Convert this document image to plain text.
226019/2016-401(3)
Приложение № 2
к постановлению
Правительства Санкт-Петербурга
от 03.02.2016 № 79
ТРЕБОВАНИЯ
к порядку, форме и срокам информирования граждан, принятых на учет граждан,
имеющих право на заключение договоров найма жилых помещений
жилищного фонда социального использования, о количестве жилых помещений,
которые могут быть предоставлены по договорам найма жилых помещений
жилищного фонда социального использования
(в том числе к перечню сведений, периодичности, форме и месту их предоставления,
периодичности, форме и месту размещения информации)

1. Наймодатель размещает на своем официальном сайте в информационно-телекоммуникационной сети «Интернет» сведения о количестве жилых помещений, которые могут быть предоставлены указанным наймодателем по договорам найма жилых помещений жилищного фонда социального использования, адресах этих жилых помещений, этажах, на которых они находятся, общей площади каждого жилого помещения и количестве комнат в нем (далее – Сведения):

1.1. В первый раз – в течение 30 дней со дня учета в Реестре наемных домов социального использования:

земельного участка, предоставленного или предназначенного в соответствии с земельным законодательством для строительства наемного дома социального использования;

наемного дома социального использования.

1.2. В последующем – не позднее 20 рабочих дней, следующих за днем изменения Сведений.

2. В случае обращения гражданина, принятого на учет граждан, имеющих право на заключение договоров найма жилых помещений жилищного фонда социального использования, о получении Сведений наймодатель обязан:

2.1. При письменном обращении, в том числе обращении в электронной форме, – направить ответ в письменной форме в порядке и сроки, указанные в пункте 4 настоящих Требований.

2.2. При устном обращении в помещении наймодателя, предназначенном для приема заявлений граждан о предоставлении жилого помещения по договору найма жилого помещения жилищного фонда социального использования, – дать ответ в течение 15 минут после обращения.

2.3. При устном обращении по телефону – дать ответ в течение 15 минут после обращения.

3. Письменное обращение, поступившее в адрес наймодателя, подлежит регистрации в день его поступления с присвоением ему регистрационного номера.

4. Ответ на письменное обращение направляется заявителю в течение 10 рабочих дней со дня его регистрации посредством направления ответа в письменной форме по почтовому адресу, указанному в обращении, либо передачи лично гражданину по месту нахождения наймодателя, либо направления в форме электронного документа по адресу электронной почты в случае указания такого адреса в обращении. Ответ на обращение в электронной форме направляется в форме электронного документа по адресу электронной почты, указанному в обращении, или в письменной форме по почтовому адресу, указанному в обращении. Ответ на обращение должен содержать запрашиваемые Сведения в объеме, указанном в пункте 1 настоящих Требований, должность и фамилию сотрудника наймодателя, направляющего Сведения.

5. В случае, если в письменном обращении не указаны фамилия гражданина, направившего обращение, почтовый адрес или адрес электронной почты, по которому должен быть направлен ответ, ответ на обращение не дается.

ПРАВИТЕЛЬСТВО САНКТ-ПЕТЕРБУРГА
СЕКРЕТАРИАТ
...
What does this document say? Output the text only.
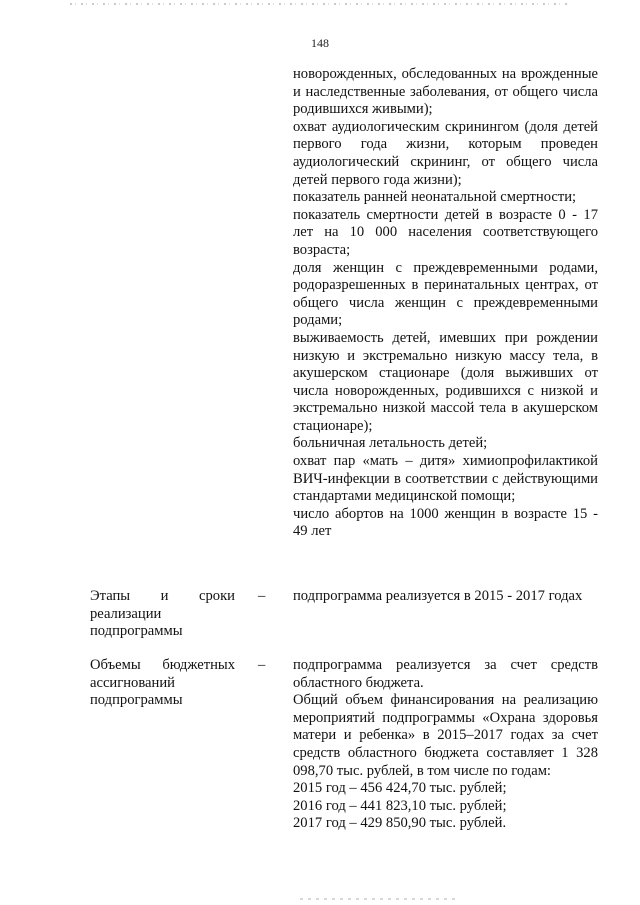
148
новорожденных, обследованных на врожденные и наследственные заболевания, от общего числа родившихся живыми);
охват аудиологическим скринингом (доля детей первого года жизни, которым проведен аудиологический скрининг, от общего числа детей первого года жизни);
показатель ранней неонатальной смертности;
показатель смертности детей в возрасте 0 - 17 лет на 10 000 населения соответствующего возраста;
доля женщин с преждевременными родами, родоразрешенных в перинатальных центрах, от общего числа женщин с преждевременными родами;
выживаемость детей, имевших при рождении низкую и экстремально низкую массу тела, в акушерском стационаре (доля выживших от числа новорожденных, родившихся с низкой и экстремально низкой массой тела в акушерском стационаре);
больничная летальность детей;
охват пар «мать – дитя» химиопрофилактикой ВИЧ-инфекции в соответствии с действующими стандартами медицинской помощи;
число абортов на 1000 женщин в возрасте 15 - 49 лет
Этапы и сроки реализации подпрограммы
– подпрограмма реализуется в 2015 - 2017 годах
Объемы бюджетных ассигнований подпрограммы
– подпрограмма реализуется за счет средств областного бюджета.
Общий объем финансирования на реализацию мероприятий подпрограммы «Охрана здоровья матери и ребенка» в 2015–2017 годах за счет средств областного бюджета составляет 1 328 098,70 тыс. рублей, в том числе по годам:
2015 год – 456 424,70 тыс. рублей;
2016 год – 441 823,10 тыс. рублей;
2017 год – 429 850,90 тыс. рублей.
--
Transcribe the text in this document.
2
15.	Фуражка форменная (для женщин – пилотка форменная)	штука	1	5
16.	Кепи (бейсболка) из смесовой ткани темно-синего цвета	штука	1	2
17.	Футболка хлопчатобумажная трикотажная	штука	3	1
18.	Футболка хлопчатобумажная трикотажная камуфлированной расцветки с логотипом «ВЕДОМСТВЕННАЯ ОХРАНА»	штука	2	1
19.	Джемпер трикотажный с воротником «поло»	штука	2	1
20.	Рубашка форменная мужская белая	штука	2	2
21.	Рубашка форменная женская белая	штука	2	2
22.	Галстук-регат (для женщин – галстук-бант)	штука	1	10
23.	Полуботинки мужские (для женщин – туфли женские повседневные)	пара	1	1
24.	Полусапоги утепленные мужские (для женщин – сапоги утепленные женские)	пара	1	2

Task instructions
All lines holding the word "document" should be picked out and copied.

The completed task
Convert this document image to plain text.
What does this document say? Output the text only.
Transcribe the text in this document.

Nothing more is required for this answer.